- [Set task] Reproduce all lines of the listing below in which the word "explain" occurs.

Raw records:
++++++

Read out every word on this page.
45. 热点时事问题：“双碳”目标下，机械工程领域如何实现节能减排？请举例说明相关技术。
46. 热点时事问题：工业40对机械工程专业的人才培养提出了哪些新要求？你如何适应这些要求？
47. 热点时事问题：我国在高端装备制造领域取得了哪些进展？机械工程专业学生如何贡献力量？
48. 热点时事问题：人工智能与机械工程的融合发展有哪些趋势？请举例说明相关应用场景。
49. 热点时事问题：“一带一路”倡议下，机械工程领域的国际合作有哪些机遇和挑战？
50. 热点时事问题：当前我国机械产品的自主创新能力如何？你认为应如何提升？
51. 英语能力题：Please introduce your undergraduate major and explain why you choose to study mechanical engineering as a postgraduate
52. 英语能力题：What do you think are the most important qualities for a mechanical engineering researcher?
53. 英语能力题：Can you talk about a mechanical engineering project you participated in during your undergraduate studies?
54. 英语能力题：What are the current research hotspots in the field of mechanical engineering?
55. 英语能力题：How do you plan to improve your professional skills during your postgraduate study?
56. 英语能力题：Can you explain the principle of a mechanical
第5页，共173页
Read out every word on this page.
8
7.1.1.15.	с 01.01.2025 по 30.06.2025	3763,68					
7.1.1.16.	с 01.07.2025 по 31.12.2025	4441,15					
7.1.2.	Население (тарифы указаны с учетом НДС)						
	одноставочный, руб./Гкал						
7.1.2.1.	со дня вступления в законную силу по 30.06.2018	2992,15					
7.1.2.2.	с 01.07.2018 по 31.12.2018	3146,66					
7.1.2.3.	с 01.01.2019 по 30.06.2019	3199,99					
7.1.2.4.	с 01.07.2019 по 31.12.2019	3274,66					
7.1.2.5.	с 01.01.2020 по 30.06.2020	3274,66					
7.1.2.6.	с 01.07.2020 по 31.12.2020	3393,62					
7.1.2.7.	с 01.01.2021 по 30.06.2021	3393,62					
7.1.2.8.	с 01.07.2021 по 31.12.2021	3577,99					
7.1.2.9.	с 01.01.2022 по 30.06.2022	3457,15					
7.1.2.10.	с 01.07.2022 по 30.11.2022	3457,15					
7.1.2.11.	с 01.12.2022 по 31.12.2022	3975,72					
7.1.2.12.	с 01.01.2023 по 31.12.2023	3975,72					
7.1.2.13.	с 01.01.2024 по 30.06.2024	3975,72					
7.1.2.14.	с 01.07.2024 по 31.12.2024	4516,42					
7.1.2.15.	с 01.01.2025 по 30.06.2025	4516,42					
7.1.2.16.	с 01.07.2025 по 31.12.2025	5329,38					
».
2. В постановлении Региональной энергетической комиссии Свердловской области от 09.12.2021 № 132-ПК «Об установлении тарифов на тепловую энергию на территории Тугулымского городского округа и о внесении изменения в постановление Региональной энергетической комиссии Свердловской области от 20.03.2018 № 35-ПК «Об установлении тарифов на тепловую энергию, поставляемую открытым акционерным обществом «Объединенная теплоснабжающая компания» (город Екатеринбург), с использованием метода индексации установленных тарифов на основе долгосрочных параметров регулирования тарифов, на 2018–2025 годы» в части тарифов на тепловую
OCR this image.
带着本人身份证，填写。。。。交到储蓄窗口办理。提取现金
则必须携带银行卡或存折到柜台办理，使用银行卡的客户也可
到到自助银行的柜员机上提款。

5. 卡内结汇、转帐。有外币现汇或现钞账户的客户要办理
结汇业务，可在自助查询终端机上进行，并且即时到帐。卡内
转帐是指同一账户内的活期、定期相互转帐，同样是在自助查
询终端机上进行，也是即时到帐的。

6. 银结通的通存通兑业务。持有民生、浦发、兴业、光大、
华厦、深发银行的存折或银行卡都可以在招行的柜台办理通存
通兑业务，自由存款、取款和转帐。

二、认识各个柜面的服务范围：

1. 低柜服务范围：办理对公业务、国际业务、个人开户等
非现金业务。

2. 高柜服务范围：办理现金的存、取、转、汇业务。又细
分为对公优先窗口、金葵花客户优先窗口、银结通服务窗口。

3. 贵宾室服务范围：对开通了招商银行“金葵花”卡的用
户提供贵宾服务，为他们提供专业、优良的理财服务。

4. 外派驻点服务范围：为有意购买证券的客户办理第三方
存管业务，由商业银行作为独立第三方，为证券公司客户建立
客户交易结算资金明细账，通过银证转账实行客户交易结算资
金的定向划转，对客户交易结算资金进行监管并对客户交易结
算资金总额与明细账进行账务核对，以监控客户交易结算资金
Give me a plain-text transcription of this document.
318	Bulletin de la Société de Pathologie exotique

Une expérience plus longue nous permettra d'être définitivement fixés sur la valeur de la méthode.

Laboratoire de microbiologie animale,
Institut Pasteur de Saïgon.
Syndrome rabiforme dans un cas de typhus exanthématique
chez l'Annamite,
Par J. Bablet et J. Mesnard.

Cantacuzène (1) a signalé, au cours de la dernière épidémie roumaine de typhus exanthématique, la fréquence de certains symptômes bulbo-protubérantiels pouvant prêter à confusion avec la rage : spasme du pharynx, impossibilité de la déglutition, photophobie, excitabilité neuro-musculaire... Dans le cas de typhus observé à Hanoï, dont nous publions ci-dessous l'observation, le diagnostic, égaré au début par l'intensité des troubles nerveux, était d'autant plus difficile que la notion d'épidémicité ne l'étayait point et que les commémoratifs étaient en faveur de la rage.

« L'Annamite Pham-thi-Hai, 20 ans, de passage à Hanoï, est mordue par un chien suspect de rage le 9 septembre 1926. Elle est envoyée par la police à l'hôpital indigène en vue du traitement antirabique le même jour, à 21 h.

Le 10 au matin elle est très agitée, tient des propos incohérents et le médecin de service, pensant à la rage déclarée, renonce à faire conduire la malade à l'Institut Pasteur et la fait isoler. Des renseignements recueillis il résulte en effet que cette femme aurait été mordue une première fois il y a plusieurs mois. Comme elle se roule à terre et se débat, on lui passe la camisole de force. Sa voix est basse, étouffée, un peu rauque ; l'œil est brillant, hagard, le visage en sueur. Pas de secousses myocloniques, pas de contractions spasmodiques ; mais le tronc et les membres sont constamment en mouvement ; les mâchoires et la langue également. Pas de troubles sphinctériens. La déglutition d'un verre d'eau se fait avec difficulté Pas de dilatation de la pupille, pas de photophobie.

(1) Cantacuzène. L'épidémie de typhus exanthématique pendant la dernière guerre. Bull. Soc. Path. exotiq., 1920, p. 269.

++++++

- [Expected answer]
51. 英语能力题：Please introduce your undergraduate major and explain why you choose to study mechanical engineering as a postgraduate
56. 英语能力题：Can you explain the principle of a mechanical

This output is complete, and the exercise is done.